#### Directions for this task:
Below is a listing; copy all of it exactly.
** Start of Given data **
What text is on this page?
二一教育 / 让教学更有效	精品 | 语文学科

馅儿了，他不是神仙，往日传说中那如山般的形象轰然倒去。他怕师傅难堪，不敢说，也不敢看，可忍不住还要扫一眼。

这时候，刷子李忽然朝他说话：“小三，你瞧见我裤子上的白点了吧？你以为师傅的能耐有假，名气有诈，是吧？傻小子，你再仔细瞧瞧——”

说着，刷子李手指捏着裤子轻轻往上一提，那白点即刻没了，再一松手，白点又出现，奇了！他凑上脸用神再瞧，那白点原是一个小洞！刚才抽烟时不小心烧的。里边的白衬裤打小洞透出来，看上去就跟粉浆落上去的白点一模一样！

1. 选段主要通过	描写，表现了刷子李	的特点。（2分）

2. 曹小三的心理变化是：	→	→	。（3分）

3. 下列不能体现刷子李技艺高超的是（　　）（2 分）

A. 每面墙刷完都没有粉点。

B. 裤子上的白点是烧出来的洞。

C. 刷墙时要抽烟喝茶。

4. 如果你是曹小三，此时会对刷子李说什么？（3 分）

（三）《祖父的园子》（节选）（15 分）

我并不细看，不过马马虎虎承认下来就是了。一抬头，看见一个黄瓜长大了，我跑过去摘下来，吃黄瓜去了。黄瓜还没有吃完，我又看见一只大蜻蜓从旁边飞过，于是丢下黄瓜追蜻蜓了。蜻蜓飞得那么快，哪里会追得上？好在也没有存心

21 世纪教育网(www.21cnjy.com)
** End of Given data **
#### Solution for this task:
What text is on this page?
二一教育 / 让教学更有效	精品 | 语文学科

馅儿了，他不是神仙，往日传说中那如山般的形象轰然倒去。他怕师傅难堪，不敢说，也不敢看，可忍不住还要扫一眼。

这时候，刷子李忽然朝他说话：“小三，你瞧见我裤子上的白点了吧？你以为师傅的能耐有假，名气有诈，是吧？傻小子，你再仔细瞧瞧——”

说着，刷子李手指捏着裤子轻轻往上一提，那白点即刻没了，再一松手，白点又出现，奇了！他凑上脸用神再瞧，那白点原是一个小洞！刚才抽烟时不小心烧的。里边的白衬裤打小洞透出来，看上去就跟粉浆落上去的白点一模一样！

1. 选段主要通过	描写，表现了刷子李	的特点。（2分）

2. 曹小三的心理变化是：	→	→	。（3分）

3. 下列不能体现刷子李技艺高超的是（　　）（2 分）

A. 每面墙刷完都没有粉点。

B. 裤子上的白点是烧出来的洞。

C. 刷墙时要抽烟喝茶。

4. 如果你是曹小三，此时会对刷子李说什么？（3 分）

（三）《祖父的园子》（节选）（15 分）

我并不细看，不过马马虎虎承认下来就是了。一抬头，看见一个黄瓜长大了，我跑过去摘下来，吃黄瓜去了。黄瓜还没有吃完，我又看见一只大蜻蜓从旁边飞过，于是丢下黄瓜追蜻蜓了。蜻蜓飞得那么快，哪里会追得上？好在也没有存心

21 世纪教育网(www.21cnjy.com)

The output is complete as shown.